**INSTRUCTIONS FOR THE TASK:**
Check every line of the material below for the string "this", and return the ones that have it.

[Records from a collection of figures]
######

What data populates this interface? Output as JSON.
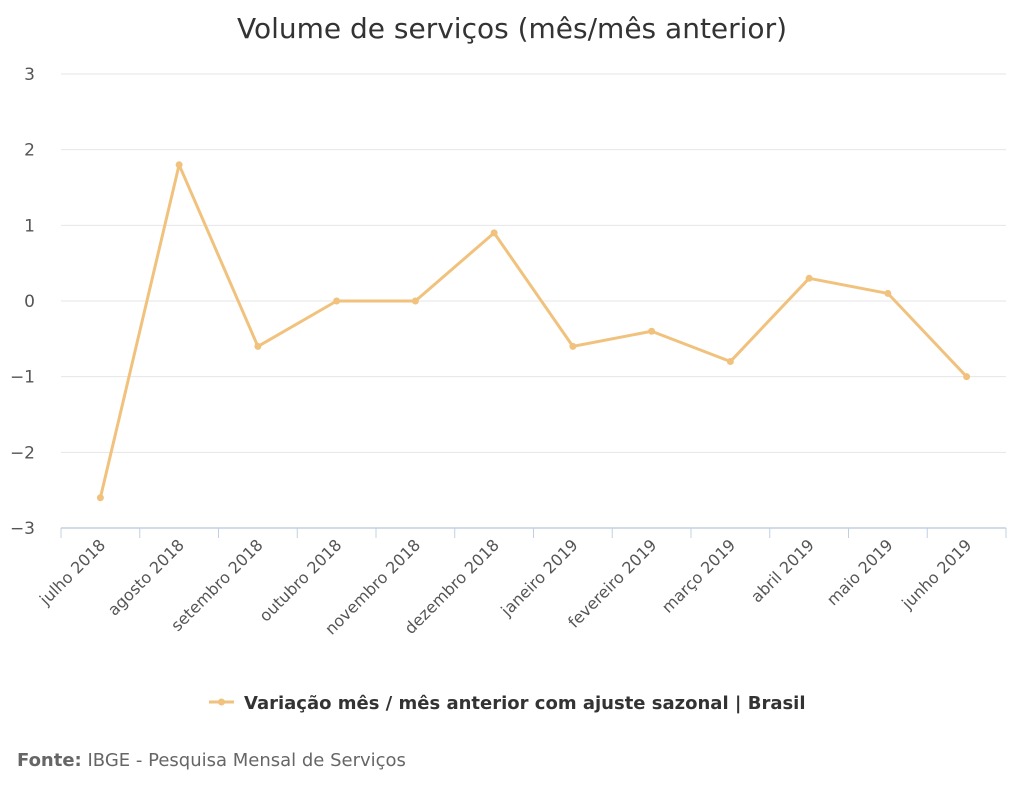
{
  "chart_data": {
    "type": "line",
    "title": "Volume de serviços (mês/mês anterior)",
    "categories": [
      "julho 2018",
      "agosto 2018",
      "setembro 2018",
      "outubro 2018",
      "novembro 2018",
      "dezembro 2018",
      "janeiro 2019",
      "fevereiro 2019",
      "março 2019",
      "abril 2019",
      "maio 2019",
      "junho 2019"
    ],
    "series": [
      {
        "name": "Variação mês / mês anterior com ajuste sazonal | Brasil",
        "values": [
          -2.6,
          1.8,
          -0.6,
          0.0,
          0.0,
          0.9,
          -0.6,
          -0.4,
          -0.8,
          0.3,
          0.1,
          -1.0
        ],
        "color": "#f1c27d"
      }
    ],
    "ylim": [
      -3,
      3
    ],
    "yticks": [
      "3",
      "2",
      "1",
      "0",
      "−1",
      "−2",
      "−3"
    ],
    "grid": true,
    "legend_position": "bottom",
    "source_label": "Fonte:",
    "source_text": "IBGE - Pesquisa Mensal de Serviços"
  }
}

######

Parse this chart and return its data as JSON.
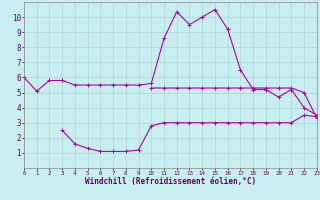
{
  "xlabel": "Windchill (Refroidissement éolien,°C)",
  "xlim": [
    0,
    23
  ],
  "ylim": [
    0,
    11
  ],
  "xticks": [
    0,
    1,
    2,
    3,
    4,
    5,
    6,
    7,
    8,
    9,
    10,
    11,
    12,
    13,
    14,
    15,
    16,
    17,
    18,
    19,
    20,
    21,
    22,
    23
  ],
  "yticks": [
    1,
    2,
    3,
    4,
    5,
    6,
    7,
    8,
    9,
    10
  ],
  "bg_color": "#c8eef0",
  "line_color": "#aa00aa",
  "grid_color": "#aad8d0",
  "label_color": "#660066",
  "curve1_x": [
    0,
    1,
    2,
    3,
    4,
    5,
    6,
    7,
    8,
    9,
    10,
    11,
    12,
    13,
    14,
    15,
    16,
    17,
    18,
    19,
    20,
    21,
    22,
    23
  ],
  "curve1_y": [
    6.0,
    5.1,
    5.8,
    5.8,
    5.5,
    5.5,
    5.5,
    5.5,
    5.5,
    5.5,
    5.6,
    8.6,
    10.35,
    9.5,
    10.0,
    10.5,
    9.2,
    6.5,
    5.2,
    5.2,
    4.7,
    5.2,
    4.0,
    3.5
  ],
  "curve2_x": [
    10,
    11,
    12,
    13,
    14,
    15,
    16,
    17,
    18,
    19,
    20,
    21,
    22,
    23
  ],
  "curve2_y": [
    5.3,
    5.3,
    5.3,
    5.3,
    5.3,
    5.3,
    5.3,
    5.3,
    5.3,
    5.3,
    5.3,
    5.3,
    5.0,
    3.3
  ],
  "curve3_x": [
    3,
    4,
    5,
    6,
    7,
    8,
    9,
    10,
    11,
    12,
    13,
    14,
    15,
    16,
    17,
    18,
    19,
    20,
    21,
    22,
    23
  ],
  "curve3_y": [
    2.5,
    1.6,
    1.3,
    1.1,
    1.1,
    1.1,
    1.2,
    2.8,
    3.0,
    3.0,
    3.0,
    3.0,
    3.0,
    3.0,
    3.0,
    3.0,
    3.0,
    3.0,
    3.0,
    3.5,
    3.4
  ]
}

######

**EXPECTED ANSWER:**
What data populates this interface? Output as JSON.
Parse this chart and return its data as JSON.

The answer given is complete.